_Work instructions_
For each line of the data below that holds "Batam", copy the line.

##### Extracted entries #####

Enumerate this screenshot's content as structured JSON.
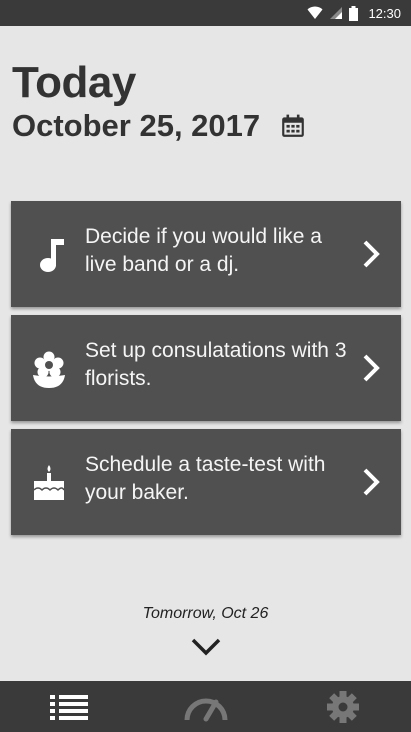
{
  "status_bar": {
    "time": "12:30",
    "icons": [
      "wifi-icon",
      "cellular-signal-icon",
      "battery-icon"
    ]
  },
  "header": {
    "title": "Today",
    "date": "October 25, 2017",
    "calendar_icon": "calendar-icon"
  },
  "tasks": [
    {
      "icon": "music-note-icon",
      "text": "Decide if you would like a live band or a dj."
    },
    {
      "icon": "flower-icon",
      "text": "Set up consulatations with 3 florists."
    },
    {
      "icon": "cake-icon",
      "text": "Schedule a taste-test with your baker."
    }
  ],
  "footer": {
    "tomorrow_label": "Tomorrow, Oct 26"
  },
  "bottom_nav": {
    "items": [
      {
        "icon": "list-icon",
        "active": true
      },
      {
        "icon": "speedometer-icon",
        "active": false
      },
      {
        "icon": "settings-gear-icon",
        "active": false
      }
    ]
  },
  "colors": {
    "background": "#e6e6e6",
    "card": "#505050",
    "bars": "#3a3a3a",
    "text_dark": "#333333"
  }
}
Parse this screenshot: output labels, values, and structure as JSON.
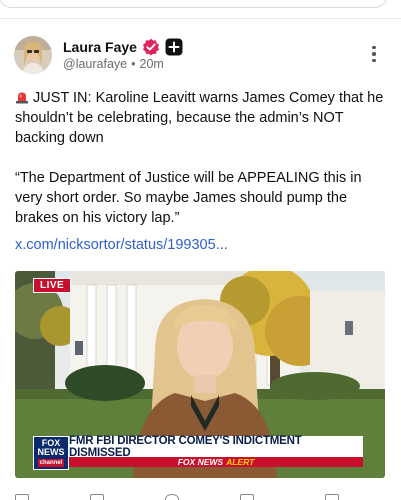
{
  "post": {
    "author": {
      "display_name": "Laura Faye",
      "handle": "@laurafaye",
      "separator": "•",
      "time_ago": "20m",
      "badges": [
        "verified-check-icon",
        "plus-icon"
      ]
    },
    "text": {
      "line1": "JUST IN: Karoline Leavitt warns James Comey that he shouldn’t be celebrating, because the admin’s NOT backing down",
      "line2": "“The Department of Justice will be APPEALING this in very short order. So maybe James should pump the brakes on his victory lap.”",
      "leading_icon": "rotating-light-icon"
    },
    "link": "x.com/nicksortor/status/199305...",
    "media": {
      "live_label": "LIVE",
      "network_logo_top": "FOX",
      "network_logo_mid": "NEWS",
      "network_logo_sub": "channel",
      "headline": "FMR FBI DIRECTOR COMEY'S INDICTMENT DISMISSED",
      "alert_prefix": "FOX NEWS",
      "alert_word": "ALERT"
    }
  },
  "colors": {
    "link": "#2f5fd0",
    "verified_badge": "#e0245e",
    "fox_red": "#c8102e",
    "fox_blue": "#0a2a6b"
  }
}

#####
##### Extracted entries #####

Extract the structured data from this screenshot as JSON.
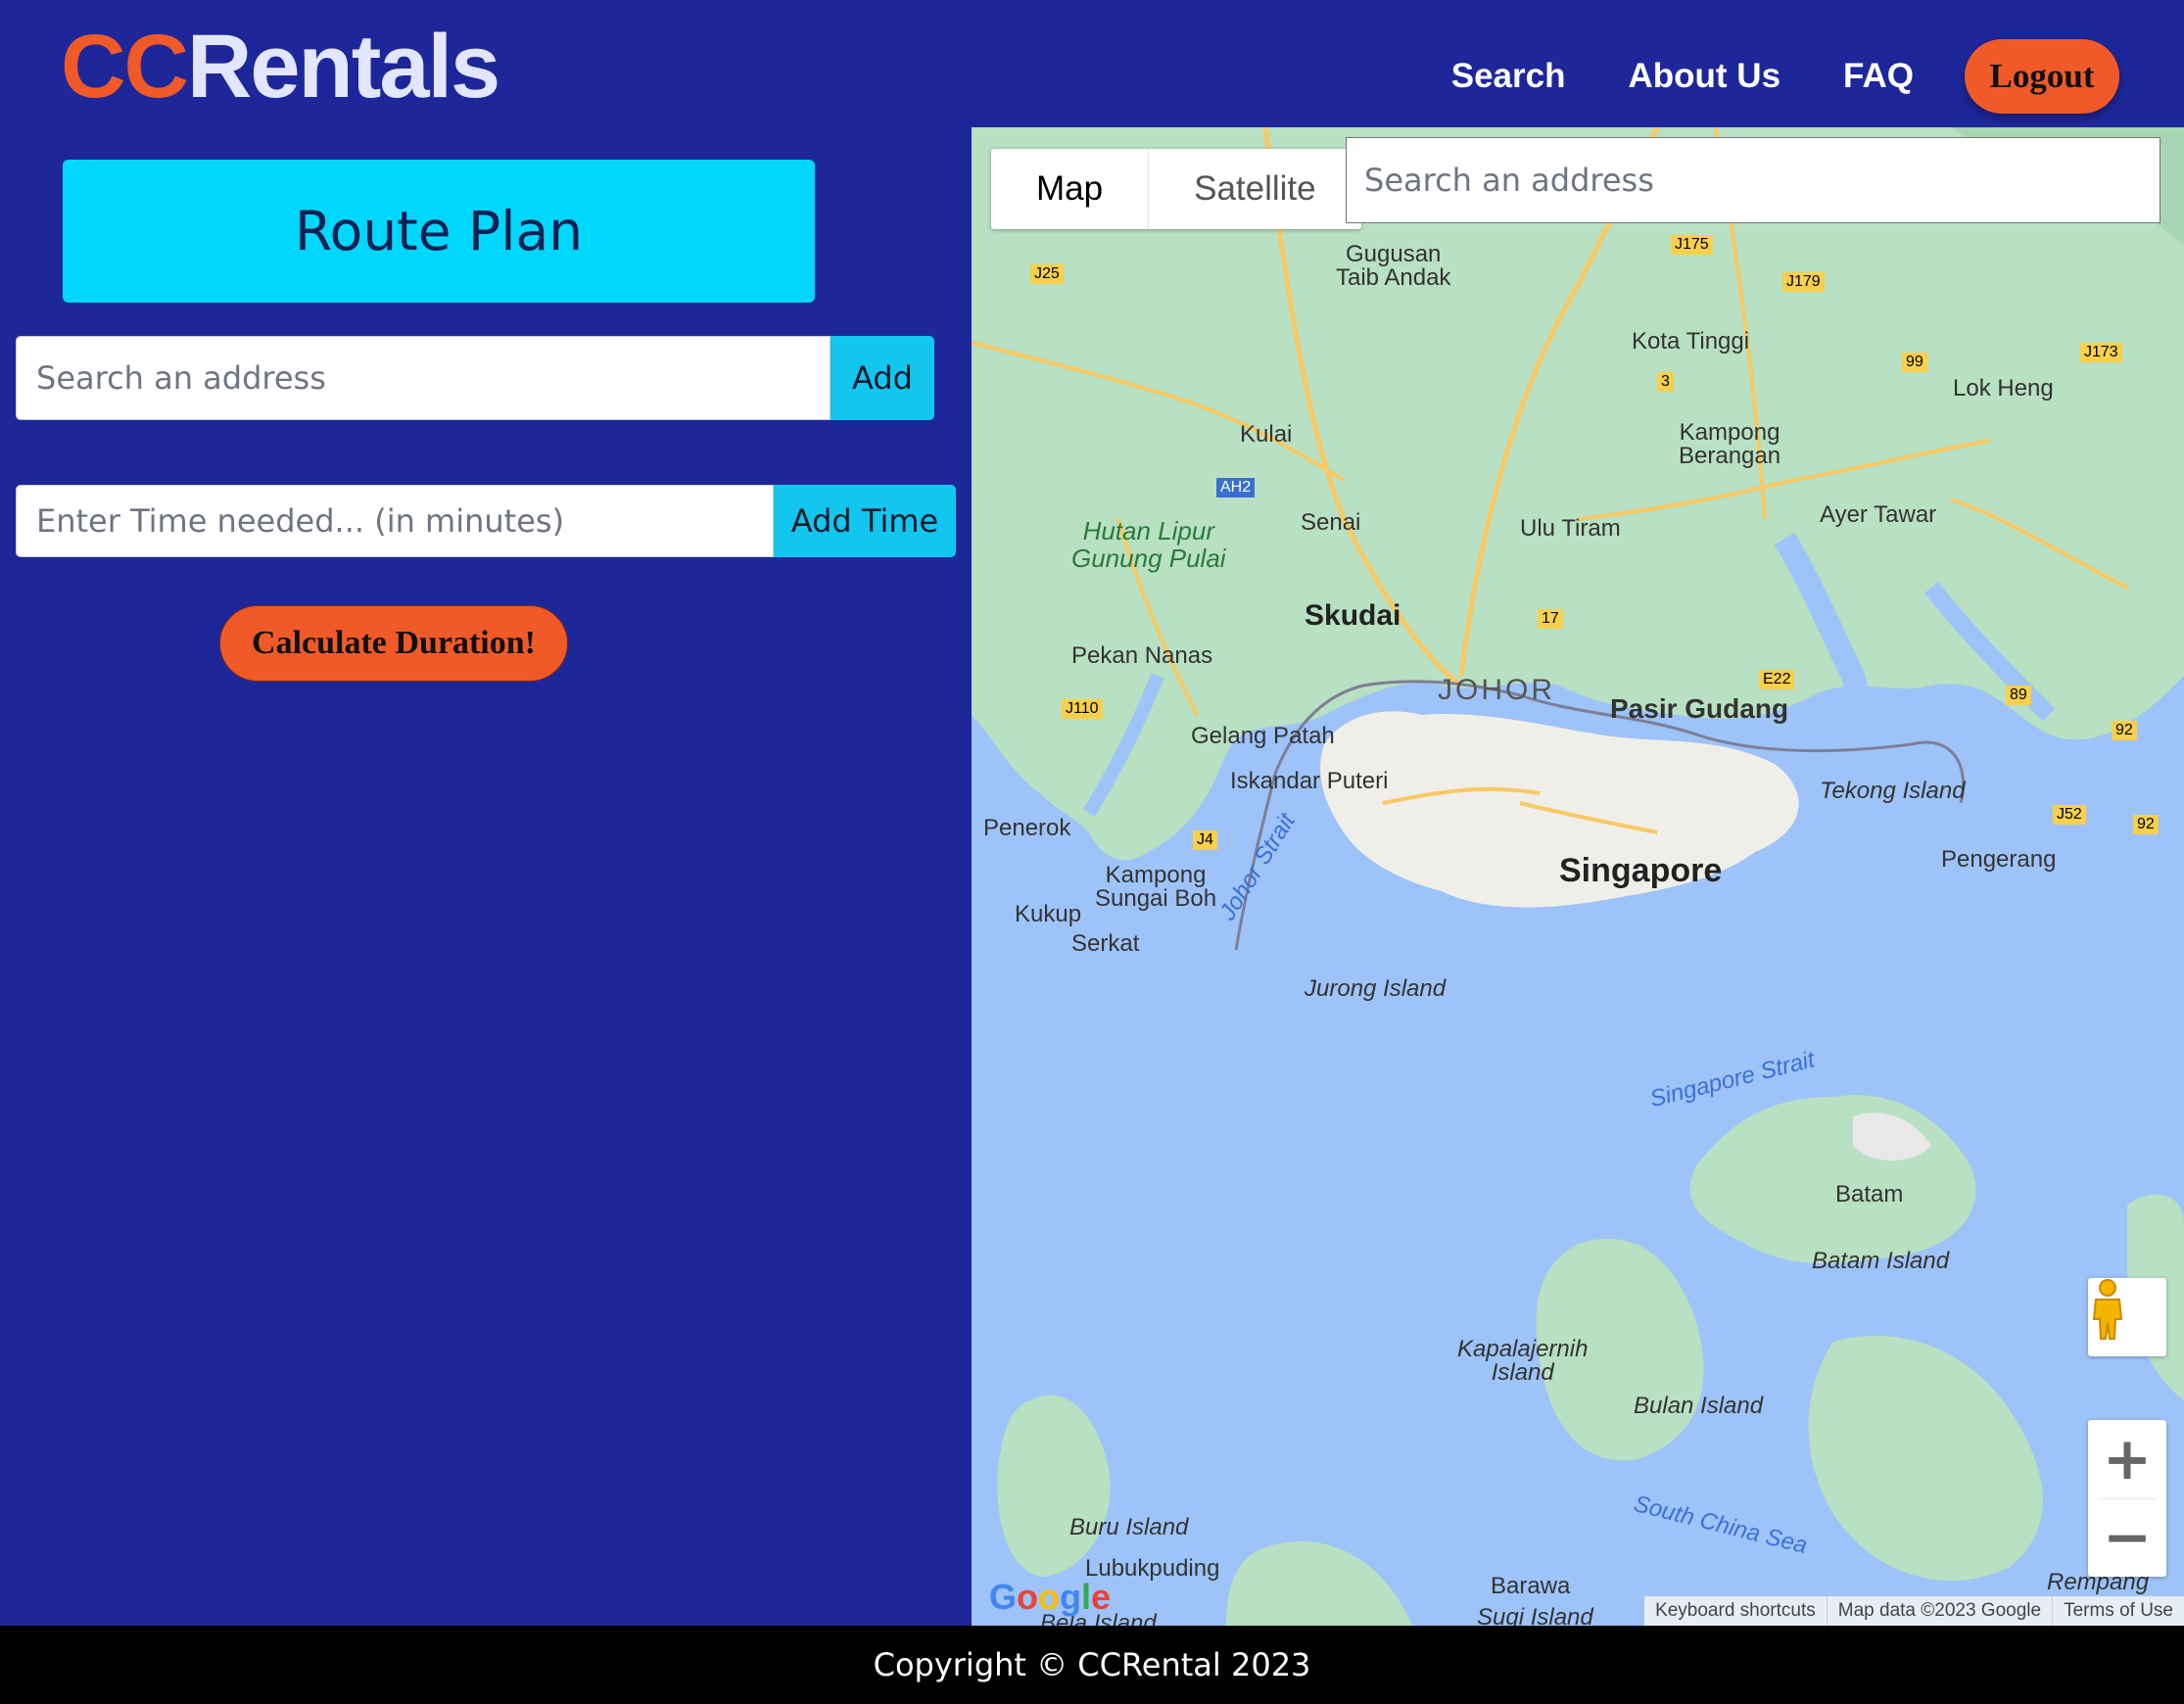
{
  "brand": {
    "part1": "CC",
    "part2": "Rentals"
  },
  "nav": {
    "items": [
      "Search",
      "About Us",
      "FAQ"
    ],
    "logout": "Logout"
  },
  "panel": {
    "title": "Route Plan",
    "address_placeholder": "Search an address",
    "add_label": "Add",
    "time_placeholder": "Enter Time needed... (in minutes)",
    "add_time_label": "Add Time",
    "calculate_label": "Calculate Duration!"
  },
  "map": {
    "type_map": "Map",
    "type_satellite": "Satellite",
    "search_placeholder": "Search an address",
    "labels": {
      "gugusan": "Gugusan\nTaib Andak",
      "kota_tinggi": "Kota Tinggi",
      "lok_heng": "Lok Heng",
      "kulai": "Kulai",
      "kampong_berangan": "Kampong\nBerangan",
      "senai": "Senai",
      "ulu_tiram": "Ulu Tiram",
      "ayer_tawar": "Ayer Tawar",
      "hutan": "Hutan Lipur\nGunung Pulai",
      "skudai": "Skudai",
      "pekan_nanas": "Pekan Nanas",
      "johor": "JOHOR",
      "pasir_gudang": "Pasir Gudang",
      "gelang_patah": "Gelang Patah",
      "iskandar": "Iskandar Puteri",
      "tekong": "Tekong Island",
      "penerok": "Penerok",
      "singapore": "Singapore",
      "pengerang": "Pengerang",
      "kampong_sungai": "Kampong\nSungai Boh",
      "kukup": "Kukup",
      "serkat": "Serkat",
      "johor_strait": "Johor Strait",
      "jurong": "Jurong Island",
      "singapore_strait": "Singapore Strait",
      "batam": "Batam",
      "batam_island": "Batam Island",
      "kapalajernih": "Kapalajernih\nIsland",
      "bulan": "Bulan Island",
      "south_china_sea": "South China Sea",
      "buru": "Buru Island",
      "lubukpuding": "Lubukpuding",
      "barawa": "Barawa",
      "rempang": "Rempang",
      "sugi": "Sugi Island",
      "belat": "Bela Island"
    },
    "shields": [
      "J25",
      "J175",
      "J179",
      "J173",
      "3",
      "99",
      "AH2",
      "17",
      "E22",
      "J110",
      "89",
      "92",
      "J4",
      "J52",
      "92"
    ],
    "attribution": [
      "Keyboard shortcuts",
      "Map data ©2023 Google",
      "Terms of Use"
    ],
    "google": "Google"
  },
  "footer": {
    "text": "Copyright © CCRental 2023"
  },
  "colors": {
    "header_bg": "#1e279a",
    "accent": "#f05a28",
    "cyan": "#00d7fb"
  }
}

#####

_Problem solution_
      "batam": "Batam",
      "batam_island": "Batam Island",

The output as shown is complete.